▸ Your goal
Only the lines holding the string "name" are needed. Copy each one.

━━━━━━━━━━━━━━━━━━━━━━━━━━━━━━

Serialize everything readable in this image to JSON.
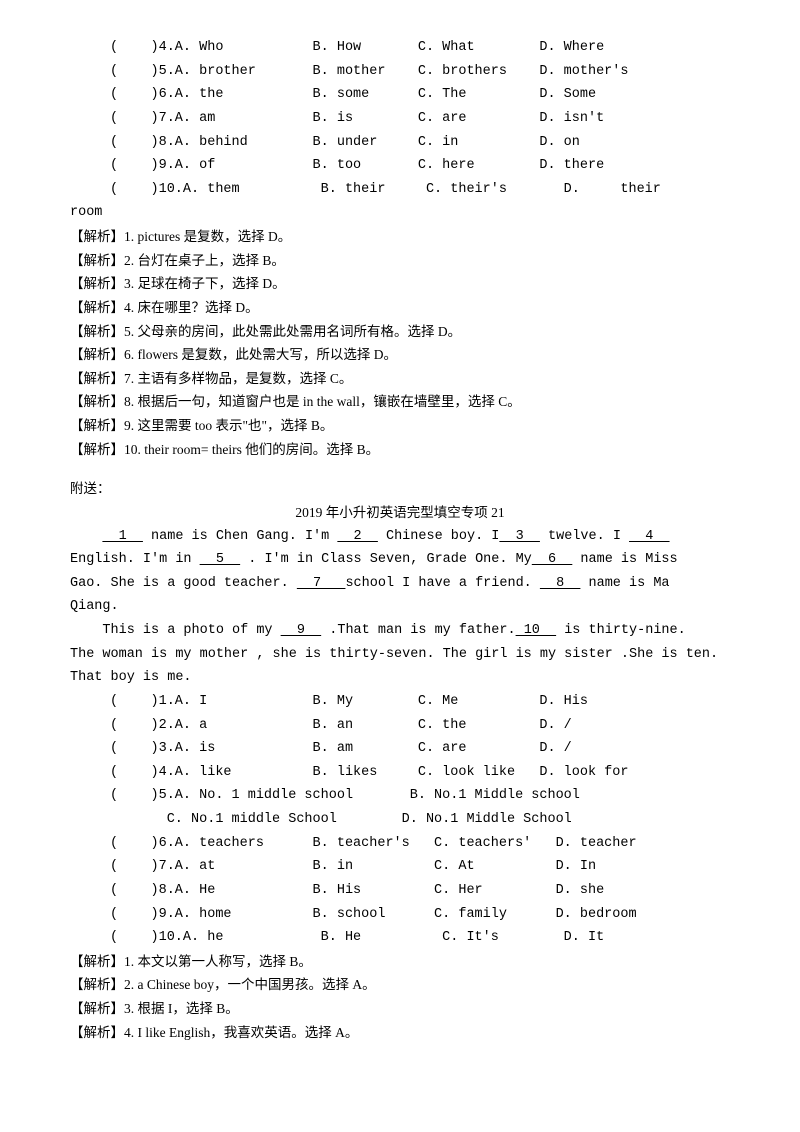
{
  "questions1": [
    {
      "n": "4",
      "a": "Who",
      "b": "How",
      "c": "What",
      "d": "Where"
    },
    {
      "n": "5",
      "a": "brother",
      "b": "mother",
      "c": "brothers",
      "d": "mother's"
    },
    {
      "n": "6",
      "a": "the",
      "b": "some",
      "c": "The",
      "d": "Some"
    },
    {
      "n": "7",
      "a": "am",
      "b": "is",
      "c": "are",
      "d": "isn't"
    },
    {
      "n": "8",
      "a": "behind",
      "b": "under",
      "c": "in",
      "d": "on"
    },
    {
      "n": "9",
      "a": "of",
      "b": "too",
      "c": "here",
      "d": "there"
    }
  ],
  "q10": {
    "n": "10",
    "a": "them",
    "b": "their",
    "c": "their's",
    "d": "their"
  },
  "roomtail": "room",
  "analysis_label": "【解析】",
  "analysis1": [
    {
      "n": "1.",
      "t": "pictures 是复数，选择 D。"
    },
    {
      "n": "2.",
      "t": "台灯在桌子上，选择 B。"
    },
    {
      "n": "3.",
      "t": "足球在椅子下，选择 D。"
    },
    {
      "n": "4.",
      "t": "床在哪里？选择 D。"
    },
    {
      "n": "5.",
      "t": "父母亲的房间，此处需此处需用名词所有格。选择 D。"
    },
    {
      "n": "6.",
      "t": "flowers 是复数，此处需大写，所以选择 D。"
    },
    {
      "n": "7.",
      "t": "主语有多样物品，是复数，选择 C。"
    },
    {
      "n": "8.",
      "t": "根据后一句，知道窗户也是 in the wall，镶嵌在墙壁里，选择 C。"
    },
    {
      "n": "9.",
      "t": "这里需要 too 表示\"也\"，选择 B。"
    },
    {
      "n": "10.",
      "t": "their room= theirs 他们的房间。选择 B。"
    }
  ],
  "attach": "附送：",
  "title2": "2019 年小升初英语完型填空专项 21",
  "passage": {
    "p1a": " name is Chen Gang. I'm ",
    "p1b": " Chinese boy. I",
    "p1c": " twelve. I ",
    "p2a": "English. I'm in ",
    "p2b": " . I'm in Class Seven, Grade One. My",
    "p2c": " name is Miss",
    "p3a": "Gao. She is a good teacher. ",
    "p3b": "school I have a friend. ",
    "p3c": " name is Ma",
    "p4": "Qiang.",
    "p5a": "This is a photo of my ",
    "p5b": " .That man is my father.",
    "p5c": " is thirty-nine.",
    "p6": "The woman is my mother , she is thirty-seven. The girl is my sister .She is ten.",
    "p7": "That boy is me.",
    "u1": "  1  ",
    "u2": "  2  ",
    "u3": "  3  ",
    "u4": "  4  ",
    "u5": "  5  ",
    "u6": "  6  ",
    "u7": "  7   ",
    "u8": "  8  ",
    "u9": "  9  ",
    "u10": " 10  "
  },
  "questions2": [
    {
      "n": "1",
      "a": "I",
      "b": "My",
      "c": "Me",
      "d": "His"
    },
    {
      "n": "2",
      "a": "a",
      "b": "an",
      "c": "the",
      "d": "/"
    },
    {
      "n": "3",
      "a": "is",
      "b": "am",
      "c": "are",
      "d": "/"
    },
    {
      "n": "4",
      "a": "like",
      "b": "likes",
      "c": "look like",
      "d": "look for"
    }
  ],
  "q2_5": {
    "n": "5",
    "a": "No. 1 middle school",
    "b": "No.1 Middle school",
    "c": "No.1 middle School",
    "d": "No.1 Middle School"
  },
  "questions2b": [
    {
      "n": "6",
      "a": "teachers",
      "b": "teacher's",
      "c": "teachers'",
      "d": "teacher"
    },
    {
      "n": "7",
      "a": "at",
      "b": "in",
      "c": "At",
      "d": "In"
    },
    {
      "n": "8",
      "a": "He",
      "b": "His",
      "c": "Her",
      "d": "she"
    },
    {
      "n": "9",
      "a": "home",
      "b": "school",
      "c": "family",
      "d": "bedroom"
    },
    {
      "n": "10",
      "a": "he",
      "b": "He",
      "c": "It's",
      "d": "It"
    }
  ],
  "analysis2": [
    {
      "n": "1.",
      "t": "本文以第一人称写，选择 B。"
    },
    {
      "n": "2.",
      "t": "a Chinese boy，一个中国男孩。选择 A。"
    },
    {
      "n": "3.",
      "t": "根据 I，选择 B。"
    },
    {
      "n": "4.",
      "t": "I like English，我喜欢英语。选择 A。"
    }
  ]
}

━━━━━━━━━━━━━━━━━━━━━━━━━━━━━━

▸ Solution to the problem
    "p1a": " name is Chen Gang. I'm ",
    "p2c": " name is Miss",
    "p3c": " name is Ma",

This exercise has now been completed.